** WHAT THE TASK REQUIRES **
Pick out every line that holds the string "Фигурное" and copy it.

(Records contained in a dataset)
_____

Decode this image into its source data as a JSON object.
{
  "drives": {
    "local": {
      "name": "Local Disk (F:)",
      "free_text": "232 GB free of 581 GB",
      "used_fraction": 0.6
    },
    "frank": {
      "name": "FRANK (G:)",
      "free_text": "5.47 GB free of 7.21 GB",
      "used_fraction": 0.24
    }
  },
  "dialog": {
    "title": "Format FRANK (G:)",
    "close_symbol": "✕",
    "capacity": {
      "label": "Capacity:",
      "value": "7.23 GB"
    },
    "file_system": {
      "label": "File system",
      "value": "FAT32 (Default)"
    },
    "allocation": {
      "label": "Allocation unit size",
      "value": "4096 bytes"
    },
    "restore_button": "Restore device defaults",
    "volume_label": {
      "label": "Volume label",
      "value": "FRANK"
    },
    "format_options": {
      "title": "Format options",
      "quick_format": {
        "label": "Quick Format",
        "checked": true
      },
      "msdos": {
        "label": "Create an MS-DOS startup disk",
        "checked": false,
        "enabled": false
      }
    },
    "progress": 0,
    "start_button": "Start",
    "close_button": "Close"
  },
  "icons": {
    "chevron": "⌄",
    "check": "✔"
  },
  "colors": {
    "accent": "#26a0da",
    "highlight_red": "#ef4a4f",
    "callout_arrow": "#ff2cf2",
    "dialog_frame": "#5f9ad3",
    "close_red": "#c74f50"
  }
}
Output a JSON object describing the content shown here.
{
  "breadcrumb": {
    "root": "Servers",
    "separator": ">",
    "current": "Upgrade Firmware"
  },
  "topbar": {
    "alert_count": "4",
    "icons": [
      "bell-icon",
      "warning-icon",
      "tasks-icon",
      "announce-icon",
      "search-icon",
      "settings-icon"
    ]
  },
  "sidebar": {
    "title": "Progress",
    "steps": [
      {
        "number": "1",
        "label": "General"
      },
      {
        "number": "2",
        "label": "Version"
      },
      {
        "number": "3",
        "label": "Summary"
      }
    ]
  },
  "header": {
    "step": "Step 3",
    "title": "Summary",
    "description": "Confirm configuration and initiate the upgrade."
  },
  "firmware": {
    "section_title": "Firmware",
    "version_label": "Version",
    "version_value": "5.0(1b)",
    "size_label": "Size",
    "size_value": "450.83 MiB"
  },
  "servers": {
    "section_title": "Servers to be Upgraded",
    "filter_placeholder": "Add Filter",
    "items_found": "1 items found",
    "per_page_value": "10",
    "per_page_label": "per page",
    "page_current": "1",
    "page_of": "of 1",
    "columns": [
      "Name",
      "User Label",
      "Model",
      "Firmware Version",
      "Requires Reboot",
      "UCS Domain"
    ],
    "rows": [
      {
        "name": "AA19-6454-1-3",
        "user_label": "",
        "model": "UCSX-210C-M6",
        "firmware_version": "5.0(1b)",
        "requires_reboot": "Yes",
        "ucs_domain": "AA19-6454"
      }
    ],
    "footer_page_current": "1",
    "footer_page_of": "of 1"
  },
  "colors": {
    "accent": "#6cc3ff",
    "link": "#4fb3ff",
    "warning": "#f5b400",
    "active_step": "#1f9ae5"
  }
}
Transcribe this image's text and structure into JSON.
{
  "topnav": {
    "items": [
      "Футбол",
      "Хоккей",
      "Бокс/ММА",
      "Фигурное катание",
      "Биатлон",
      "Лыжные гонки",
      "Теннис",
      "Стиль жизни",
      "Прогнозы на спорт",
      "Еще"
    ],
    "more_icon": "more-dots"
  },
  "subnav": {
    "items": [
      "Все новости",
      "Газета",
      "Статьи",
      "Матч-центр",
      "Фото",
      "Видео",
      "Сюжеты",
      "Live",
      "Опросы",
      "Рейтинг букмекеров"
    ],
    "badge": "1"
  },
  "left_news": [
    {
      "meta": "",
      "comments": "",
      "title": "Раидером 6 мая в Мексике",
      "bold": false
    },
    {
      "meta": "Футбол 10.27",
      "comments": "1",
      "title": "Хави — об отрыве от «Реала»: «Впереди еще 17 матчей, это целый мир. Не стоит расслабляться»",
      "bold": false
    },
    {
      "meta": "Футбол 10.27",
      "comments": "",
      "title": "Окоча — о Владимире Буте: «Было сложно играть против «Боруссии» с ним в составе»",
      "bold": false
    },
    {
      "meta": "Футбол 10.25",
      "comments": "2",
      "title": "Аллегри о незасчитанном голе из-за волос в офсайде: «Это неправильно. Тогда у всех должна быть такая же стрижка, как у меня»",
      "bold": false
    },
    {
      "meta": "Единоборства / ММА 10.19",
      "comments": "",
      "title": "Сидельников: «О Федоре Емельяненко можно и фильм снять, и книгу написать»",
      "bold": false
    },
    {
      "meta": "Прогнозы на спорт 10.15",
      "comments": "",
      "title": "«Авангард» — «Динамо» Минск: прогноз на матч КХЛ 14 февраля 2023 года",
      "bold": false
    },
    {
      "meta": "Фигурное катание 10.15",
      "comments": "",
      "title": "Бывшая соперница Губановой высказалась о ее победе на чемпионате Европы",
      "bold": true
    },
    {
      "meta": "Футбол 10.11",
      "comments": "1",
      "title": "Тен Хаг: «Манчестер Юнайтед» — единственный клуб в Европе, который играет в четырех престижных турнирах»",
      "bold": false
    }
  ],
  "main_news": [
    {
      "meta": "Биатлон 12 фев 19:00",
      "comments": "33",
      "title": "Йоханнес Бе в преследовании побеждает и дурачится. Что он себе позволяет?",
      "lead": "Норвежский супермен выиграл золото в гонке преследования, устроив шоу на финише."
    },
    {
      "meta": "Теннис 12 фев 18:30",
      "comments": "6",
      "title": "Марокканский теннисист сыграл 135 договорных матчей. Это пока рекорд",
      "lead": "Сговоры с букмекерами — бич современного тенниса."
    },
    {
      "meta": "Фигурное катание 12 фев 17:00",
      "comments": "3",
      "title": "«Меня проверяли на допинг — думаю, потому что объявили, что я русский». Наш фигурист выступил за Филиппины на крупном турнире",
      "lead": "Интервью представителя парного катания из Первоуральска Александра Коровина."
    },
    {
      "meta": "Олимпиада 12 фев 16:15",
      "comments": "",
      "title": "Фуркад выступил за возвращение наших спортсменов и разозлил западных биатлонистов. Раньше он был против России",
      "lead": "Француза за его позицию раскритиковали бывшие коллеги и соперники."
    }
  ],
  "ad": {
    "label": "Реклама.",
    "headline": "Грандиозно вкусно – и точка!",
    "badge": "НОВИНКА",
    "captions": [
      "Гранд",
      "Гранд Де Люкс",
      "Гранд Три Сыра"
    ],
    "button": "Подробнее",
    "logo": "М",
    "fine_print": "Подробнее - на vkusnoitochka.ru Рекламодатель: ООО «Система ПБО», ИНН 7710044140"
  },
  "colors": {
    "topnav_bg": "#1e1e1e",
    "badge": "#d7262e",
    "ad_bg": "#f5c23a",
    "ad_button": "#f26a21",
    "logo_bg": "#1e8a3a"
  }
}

_____

** SOLUTION FOR THIS PROBLEM **
      "Фигурное катание",
      "meta": "Фигурное катание 10.15",
      "meta": "Фигурное катание 12 фев 17:00",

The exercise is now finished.